___ EXCERPTED RECORDS

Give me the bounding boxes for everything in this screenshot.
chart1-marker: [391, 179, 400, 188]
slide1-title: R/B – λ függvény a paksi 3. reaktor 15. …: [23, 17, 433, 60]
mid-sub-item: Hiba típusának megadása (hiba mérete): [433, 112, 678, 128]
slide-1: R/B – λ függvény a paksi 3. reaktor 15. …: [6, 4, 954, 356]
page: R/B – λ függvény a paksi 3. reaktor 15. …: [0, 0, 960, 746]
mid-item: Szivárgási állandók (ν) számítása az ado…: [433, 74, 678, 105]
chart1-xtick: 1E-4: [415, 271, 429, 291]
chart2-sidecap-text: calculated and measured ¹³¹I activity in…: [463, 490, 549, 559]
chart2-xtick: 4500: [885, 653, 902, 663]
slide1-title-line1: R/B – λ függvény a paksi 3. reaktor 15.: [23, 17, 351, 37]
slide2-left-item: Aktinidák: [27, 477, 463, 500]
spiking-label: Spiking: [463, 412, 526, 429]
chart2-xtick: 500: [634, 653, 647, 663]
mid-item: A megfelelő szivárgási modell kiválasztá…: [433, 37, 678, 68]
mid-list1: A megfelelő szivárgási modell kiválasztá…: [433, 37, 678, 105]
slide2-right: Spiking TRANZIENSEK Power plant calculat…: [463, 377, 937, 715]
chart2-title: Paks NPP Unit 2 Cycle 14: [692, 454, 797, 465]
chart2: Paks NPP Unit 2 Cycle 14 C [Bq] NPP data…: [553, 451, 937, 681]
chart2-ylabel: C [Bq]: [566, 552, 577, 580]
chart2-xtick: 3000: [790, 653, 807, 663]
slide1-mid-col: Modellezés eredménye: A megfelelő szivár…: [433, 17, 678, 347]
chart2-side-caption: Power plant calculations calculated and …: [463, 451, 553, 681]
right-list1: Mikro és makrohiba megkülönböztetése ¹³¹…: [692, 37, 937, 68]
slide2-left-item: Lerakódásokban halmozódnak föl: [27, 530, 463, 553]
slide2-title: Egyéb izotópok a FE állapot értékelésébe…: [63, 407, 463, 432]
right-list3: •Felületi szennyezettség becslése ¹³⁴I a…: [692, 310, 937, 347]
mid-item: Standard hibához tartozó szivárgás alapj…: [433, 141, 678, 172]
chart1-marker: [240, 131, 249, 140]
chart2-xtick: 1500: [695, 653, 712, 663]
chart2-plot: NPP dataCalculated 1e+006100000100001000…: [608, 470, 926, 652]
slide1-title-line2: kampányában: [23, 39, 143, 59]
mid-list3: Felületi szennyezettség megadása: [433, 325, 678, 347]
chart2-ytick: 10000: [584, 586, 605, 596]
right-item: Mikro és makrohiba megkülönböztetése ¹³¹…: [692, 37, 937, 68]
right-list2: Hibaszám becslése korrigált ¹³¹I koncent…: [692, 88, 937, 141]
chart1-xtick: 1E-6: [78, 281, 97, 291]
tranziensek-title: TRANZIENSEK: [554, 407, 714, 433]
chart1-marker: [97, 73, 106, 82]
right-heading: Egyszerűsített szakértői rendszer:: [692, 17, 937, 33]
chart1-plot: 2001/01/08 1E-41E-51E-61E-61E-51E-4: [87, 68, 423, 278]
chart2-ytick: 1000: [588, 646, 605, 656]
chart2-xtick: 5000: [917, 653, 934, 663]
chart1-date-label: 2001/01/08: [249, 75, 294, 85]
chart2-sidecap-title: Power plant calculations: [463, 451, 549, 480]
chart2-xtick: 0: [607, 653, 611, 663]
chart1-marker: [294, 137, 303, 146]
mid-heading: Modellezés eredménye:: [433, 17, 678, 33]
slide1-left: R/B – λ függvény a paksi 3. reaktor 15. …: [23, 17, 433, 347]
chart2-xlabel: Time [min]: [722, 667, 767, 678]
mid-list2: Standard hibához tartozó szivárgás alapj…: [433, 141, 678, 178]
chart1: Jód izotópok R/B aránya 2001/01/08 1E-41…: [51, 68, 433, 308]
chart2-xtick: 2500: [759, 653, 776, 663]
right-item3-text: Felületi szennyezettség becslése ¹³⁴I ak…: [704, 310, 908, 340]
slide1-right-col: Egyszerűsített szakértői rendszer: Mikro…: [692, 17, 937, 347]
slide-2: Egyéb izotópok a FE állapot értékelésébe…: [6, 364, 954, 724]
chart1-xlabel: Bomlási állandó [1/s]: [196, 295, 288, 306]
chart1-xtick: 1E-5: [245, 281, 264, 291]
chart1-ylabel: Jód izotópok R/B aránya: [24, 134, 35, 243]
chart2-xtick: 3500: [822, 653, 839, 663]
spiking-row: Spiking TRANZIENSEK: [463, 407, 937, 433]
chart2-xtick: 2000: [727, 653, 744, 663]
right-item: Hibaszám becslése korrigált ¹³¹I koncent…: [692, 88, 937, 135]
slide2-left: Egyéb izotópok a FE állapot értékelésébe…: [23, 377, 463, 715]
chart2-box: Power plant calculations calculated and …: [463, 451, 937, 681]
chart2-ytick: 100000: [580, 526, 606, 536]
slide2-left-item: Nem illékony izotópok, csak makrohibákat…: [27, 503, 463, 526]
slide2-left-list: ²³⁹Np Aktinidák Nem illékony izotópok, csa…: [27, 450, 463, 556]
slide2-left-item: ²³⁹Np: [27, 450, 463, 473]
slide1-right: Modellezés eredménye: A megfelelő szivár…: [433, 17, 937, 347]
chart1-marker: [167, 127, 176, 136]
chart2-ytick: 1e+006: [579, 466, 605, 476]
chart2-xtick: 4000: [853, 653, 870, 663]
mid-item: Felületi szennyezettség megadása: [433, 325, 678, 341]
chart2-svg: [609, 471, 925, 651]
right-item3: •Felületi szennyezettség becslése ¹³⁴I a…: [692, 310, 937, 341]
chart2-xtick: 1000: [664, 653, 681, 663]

______

• **TASK BRIEF**:
Please print the records from their first line through the line containing "mid-sub-item: Hiba típusának", including that line, and reproduce each line without any change.

• **FULL ANSWER**:
Give me the bounding boxes for everything in this screenshot.
chart1-marker: [391, 179, 400, 188]
slide1-title: R/B – λ függvény a paksi 3. reaktor 15. …: [23, 17, 433, 60]
mid-sub-item: Hiba típusának megadása (hiba mérete): [433, 112, 678, 128]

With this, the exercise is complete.